Leaving out the pictures, output the lines from the one that contains "Convert this document image to plain text." through the end of the material, exactly as they stand.

(Data records)
•••••

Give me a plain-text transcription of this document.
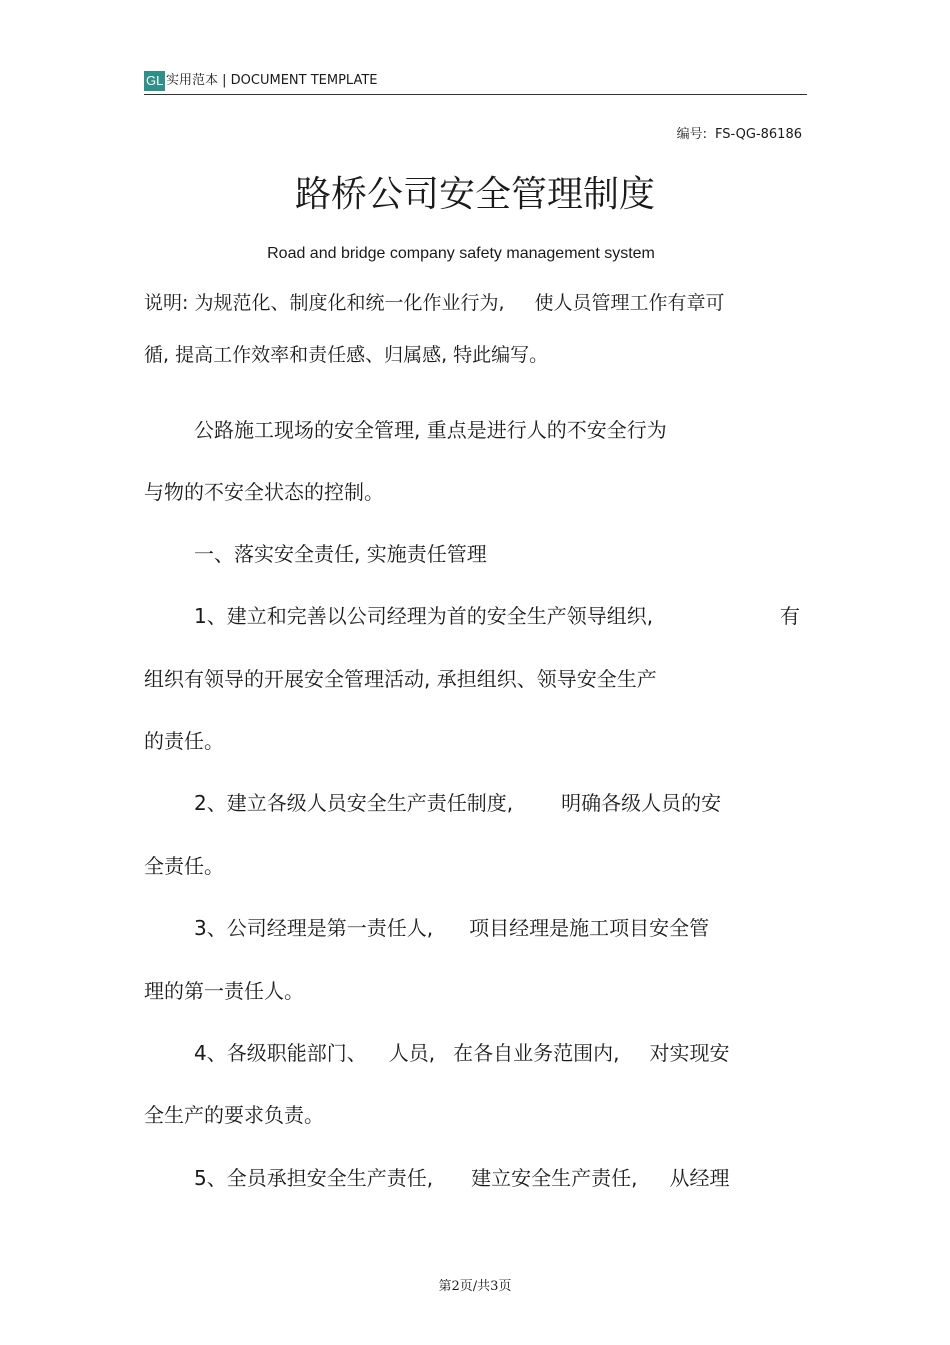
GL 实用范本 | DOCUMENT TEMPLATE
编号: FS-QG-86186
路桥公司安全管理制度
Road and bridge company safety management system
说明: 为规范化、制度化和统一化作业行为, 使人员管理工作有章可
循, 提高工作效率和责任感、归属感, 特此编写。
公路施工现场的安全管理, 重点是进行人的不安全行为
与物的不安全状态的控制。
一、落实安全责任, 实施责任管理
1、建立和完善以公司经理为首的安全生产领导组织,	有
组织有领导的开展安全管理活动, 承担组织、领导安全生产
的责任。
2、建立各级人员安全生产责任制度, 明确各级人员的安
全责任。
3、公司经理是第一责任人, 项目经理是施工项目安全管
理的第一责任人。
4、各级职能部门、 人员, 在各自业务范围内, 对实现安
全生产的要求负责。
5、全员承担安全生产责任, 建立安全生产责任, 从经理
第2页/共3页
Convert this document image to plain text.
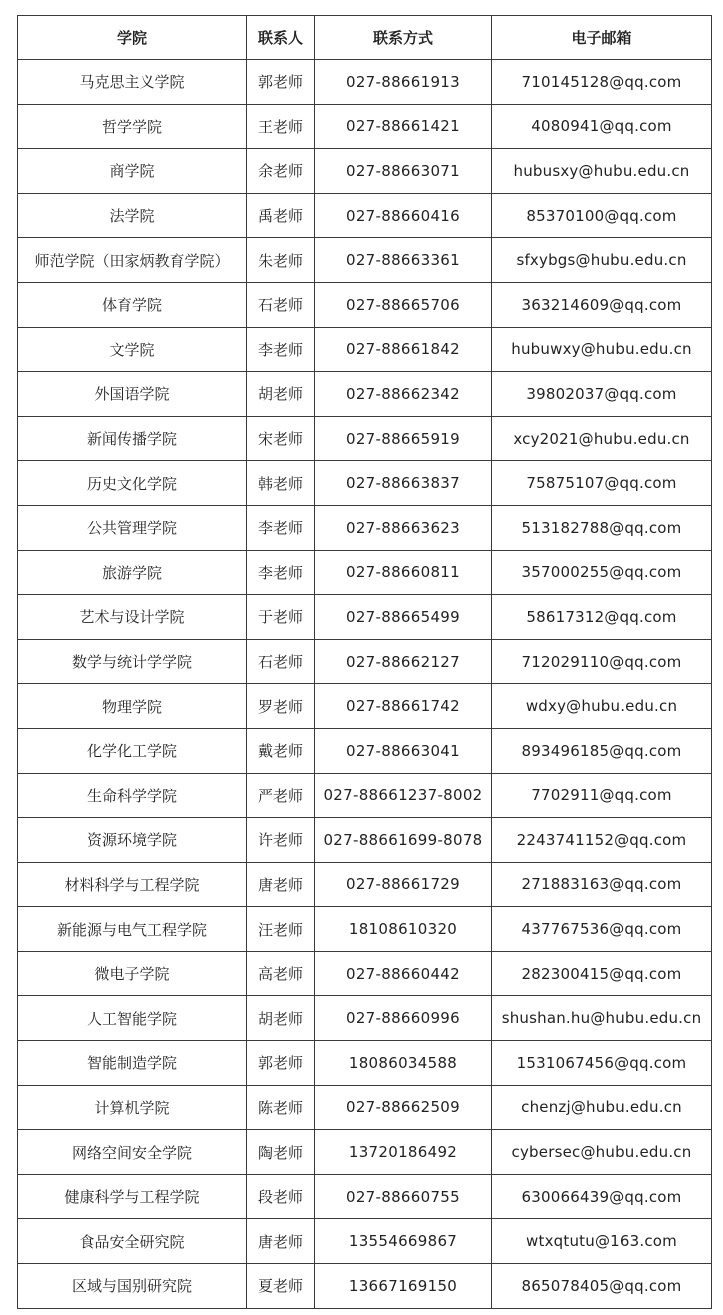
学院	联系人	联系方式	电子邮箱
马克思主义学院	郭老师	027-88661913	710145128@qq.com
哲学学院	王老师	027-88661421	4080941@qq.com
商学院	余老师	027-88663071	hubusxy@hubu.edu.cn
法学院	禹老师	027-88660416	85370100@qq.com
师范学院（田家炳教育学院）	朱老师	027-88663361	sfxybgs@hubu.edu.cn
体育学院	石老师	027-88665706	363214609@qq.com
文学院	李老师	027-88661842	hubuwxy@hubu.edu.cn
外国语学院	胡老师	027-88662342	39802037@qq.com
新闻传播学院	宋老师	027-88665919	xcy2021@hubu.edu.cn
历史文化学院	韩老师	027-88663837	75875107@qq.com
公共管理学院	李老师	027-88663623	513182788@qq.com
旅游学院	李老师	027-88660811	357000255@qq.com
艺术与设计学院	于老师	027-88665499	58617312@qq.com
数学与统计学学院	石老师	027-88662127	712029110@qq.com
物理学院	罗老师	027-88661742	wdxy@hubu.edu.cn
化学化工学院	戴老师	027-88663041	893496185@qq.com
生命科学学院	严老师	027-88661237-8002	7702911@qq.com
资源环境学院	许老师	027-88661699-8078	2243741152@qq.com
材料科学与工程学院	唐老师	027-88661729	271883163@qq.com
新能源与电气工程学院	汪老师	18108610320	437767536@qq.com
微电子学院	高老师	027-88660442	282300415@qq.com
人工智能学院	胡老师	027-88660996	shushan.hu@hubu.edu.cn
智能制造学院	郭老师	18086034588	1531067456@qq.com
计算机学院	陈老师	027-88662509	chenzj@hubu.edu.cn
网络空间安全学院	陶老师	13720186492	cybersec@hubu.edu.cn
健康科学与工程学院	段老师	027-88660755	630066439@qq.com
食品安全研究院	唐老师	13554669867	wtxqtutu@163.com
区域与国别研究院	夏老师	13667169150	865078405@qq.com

•••••

→ **Right answer**
Convert this document image to plain text.
学院	联系人	联系方式	电子邮箱
马克思主义学院	郭老师	027-88661913	710145128@qq.com
哲学学院	王老师	027-88661421	4080941@qq.com
商学院	余老师	027-88663071	hubusxy@hubu.edu.cn
法学院	禹老师	027-88660416	85370100@qq.com
师范学院（田家炳教育学院）	朱老师	027-88663361	sfxybgs@hubu.edu.cn
体育学院	石老师	027-88665706	363214609@qq.com
文学院	李老师	027-88661842	hubuwxy@hubu.edu.cn
外国语学院	胡老师	027-88662342	39802037@qq.com
新闻传播学院	宋老师	027-88665919	xcy2021@hubu.edu.cn
历史文化学院	韩老师	027-88663837	75875107@qq.com
公共管理学院	李老师	027-88663623	513182788@qq.com
旅游学院	李老师	027-88660811	357000255@qq.com
艺术与设计学院	于老师	027-88665499	58617312@qq.com
数学与统计学学院	石老师	027-88662127	712029110@qq.com
物理学院	罗老师	027-88661742	wdxy@hubu.edu.cn
化学化工学院	戴老师	027-88663041	893496185@qq.com
生命科学学院	严老师	027-88661237-8002	7702911@qq.com
资源环境学院	许老师	027-88661699-8078	2243741152@qq.com
材料科学与工程学院	唐老师	027-88661729	271883163@qq.com
新能源与电气工程学院	汪老师	18108610320	437767536@qq.com
微电子学院	高老师	027-88660442	282300415@qq.com
人工智能学院	胡老师	027-88660996	shushan.hu@hubu.edu.cn
智能制造学院	郭老师	18086034588	1531067456@qq.com
计算机学院	陈老师	027-88662509	chenzj@hubu.edu.cn
网络空间安全学院	陶老师	13720186492	cybersec@hubu.edu.cn
健康科学与工程学院	段老师	027-88660755	630066439@qq.com
食品安全研究院	唐老师	13554669867	wtxqtutu@163.com
区域与国别研究院	夏老师	13667169150	865078405@qq.com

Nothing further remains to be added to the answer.